■ Records supplied ■
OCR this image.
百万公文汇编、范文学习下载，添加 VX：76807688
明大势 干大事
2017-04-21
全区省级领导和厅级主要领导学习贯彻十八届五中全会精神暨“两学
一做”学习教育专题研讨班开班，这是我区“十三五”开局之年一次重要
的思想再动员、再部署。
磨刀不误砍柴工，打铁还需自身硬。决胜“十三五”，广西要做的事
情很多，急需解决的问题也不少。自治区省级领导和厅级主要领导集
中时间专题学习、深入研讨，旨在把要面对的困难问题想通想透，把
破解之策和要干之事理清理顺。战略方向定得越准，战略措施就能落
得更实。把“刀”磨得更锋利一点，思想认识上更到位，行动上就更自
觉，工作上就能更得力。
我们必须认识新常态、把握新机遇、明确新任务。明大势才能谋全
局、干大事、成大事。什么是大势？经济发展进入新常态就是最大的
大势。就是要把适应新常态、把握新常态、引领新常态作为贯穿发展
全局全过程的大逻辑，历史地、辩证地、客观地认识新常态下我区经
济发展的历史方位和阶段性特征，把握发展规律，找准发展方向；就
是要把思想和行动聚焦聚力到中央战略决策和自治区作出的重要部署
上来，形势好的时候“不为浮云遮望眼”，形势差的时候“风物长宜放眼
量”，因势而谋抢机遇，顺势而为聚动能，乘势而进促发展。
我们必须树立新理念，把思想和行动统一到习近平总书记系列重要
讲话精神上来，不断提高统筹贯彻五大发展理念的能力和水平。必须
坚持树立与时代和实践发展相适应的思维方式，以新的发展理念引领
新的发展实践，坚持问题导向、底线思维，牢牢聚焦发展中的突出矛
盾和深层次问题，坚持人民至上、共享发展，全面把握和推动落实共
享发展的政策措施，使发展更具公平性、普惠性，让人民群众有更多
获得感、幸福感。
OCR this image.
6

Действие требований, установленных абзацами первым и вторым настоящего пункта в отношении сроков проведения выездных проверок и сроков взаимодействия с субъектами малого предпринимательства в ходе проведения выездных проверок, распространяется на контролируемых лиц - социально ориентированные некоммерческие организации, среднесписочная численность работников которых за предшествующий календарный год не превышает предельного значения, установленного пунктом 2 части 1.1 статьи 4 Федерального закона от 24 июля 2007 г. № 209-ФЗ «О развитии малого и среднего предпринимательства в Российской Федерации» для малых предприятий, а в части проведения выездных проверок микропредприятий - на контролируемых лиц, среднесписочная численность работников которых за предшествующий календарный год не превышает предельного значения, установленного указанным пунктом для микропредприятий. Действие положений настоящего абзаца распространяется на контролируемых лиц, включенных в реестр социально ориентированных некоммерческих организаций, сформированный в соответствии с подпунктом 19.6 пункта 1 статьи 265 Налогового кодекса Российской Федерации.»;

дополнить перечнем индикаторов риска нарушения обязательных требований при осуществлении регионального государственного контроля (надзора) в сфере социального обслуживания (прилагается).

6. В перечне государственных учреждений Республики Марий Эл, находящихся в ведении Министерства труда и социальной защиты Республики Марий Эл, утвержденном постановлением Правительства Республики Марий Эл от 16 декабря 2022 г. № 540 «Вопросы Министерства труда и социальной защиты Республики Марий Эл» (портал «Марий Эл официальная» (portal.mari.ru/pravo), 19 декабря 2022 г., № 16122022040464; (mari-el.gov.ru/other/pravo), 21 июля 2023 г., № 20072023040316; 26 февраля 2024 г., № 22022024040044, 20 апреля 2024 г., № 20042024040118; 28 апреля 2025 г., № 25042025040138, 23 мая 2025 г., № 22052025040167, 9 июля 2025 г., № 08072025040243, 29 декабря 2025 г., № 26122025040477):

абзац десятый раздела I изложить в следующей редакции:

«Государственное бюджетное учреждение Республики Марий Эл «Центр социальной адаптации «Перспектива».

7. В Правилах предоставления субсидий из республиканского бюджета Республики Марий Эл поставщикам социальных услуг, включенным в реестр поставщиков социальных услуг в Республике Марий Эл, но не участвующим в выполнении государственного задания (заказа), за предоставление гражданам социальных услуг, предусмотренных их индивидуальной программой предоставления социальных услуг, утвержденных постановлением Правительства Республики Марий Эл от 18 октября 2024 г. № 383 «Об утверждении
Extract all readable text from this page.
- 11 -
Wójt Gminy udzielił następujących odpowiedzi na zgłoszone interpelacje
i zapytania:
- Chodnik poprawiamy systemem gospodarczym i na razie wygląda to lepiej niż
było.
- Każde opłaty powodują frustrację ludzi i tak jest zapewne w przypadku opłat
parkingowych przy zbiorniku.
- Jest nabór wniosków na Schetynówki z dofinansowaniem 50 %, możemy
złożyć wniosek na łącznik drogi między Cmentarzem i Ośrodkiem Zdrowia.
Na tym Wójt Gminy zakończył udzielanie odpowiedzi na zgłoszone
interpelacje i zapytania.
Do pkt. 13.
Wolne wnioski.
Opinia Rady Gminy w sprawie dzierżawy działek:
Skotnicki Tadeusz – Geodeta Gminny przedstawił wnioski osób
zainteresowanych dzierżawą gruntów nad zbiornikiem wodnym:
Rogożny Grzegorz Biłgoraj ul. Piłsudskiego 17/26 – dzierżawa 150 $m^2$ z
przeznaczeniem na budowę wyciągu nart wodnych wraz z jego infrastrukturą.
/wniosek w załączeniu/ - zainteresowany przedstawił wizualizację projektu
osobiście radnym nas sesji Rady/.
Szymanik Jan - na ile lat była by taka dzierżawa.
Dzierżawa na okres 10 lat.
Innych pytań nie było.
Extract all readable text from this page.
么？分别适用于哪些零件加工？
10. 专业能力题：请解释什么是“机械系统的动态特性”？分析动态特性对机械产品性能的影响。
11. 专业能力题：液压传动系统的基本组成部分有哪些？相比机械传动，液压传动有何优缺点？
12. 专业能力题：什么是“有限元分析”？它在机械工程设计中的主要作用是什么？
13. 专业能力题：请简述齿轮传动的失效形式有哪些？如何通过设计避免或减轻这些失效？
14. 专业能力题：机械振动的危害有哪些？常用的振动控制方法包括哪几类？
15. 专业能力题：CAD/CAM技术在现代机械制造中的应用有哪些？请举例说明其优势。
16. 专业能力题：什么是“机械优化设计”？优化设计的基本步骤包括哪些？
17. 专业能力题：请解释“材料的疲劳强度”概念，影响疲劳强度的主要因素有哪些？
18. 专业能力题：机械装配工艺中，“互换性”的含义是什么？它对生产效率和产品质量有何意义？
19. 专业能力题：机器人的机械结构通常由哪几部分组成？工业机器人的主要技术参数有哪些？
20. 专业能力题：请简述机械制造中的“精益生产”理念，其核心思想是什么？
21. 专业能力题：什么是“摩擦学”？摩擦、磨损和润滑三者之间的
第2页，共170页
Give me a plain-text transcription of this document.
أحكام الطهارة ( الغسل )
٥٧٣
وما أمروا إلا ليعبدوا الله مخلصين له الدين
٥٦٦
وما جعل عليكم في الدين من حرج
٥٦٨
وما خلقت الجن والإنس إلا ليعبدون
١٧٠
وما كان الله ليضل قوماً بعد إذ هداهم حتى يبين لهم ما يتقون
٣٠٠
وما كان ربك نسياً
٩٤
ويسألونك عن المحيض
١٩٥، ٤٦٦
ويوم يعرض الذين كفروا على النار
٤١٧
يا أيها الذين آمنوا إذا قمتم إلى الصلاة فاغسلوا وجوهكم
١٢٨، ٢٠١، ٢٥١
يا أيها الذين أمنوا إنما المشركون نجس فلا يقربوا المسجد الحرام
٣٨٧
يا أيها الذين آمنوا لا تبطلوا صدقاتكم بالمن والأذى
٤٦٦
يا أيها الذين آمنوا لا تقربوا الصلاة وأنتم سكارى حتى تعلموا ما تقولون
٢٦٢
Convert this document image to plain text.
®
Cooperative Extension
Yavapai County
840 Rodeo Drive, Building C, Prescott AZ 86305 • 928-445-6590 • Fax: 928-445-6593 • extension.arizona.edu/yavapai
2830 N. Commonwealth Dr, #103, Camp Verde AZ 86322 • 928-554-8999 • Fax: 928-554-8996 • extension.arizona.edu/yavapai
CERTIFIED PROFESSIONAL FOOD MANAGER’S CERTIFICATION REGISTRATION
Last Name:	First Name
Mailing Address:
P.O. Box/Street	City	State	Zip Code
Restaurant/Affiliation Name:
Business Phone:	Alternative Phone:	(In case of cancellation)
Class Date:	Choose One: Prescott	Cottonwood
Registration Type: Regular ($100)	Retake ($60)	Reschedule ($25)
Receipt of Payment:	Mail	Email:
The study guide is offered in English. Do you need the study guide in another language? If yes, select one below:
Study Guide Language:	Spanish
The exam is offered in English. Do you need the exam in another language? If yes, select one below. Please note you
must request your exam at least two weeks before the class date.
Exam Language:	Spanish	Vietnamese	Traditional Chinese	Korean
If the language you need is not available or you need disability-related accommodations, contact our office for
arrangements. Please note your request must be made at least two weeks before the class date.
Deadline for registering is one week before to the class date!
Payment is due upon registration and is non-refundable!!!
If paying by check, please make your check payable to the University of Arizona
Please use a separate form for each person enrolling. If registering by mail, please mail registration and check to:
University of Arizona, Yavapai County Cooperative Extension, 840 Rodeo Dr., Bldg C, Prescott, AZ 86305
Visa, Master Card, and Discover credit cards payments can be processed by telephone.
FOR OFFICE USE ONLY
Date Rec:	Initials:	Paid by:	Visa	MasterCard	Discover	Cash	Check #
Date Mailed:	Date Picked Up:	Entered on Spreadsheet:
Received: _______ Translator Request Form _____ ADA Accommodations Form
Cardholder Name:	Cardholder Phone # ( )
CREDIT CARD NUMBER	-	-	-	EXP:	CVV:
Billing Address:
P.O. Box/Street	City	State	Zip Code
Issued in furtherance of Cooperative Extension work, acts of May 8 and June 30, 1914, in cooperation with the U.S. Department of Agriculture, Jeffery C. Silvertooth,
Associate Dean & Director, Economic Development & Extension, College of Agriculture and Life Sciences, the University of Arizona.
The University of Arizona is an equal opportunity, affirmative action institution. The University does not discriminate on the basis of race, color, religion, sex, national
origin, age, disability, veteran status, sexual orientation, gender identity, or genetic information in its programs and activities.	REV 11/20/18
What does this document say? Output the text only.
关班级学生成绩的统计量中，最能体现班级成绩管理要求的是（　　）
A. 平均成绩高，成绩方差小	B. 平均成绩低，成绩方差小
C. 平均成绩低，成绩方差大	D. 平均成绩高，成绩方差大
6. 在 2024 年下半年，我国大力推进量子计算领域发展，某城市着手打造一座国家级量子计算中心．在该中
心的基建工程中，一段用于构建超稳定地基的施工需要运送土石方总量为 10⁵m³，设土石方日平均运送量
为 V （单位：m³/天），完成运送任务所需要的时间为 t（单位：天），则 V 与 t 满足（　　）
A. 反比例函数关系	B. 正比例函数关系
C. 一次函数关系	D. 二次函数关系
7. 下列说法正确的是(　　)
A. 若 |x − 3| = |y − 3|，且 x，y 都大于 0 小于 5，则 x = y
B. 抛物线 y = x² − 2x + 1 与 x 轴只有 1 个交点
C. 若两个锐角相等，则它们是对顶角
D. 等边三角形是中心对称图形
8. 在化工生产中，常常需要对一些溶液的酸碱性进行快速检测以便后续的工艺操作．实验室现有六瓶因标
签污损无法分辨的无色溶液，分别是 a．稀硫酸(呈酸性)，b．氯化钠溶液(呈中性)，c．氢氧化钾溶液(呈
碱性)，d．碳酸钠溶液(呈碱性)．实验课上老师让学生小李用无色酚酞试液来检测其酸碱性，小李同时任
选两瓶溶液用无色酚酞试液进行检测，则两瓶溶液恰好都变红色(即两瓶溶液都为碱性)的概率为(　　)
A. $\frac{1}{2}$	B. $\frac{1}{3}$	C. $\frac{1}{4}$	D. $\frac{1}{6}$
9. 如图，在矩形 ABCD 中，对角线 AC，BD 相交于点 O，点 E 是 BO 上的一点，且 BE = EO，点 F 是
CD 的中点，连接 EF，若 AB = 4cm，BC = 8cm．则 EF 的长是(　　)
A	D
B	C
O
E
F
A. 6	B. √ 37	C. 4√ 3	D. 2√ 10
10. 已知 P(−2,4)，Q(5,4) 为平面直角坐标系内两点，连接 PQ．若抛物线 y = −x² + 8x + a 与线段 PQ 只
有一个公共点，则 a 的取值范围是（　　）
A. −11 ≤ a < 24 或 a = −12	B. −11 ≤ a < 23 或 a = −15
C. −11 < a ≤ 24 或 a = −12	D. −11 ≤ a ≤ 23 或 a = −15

■ Exercise directions ■
Restate the final lines of the listing above word for word, beginning at the line that contains "What does this".

■ Exercise answer ■
What does this document say? Output the text only.
关班级学生成绩的统计量中，最能体现班级成绩管理要求的是（　　）
A. 平均成绩高，成绩方差小	B. 平均成绩低，成绩方差小
C. 平均成绩低，成绩方差大	D. 平均成绩高，成绩方差大
6. 在 2024 年下半年，我国大力推进量子计算领域发展，某城市着手打造一座国家级量子计算中心．在该中
心的基建工程中，一段用于构建超稳定地基的施工需要运送土石方总量为 10⁵m³，设土石方日平均运送量
为 V （单位：m³/天），完成运送任务所需要的时间为 t（单位：天），则 V 与 t 满足（　　）
A. 反比例函数关系	B. 正比例函数关系
C. 一次函数关系	D. 二次函数关系
7. 下列说法正确的是(　　)
A. 若 |x − 3| = |y − 3|，且 x，y 都大于 0 小于 5，则 x = y
B. 抛物线 y = x² − 2x + 1 与 x 轴只有 1 个交点
C. 若两个锐角相等，则它们是对顶角
D. 等边三角形是中心对称图形
8. 在化工生产中，常常需要对一些溶液的酸碱性进行快速检测以便后续的工艺操作．实验室现有六瓶因标
签污损无法分辨的无色溶液，分别是 a．稀硫酸(呈酸性)，b．氯化钠溶液(呈中性)，c．氢氧化钾溶液(呈
碱性)，d．碳酸钠溶液(呈碱性)．实验课上老师让学生小李用无色酚酞试液来检测其酸碱性，小李同时任
选两瓶溶液用无色酚酞试液进行检测，则两瓶溶液恰好都变红色(即两瓶溶液都为碱性)的概率为(　　)
A. $\frac{1}{2}$	B. $\frac{1}{3}$	C. $\frac{1}{4}$	D. $\frac{1}{6}$
9. 如图，在矩形 ABCD 中，对角线 AC，BD 相交于点 O，点 E 是 BO 上的一点，且 BE = EO，点 F 是
CD 的中点，连接 EF，若 AB = 4cm，BC = 8cm．则 EF 的长是(　　)
A	D
B	C
O
E
F
A. 6	B. √ 37	C. 4√ 3	D. 2√ 10
10. 已知 P(−2,4)，Q(5,4) 为平面直角坐标系内两点，连接 PQ．若抛物线 y = −x² + 8x + a 与线段 PQ 只
有一个公共点，则 a 的取值范围是（　　）
A. −11 ≤ a < 24 或 a = −12	B. −11 ≤ a < 23 或 a = −15
C. −11 < a ≤ 24 或 a = −12	D. −11 ≤ a ≤ 23 或 a = −15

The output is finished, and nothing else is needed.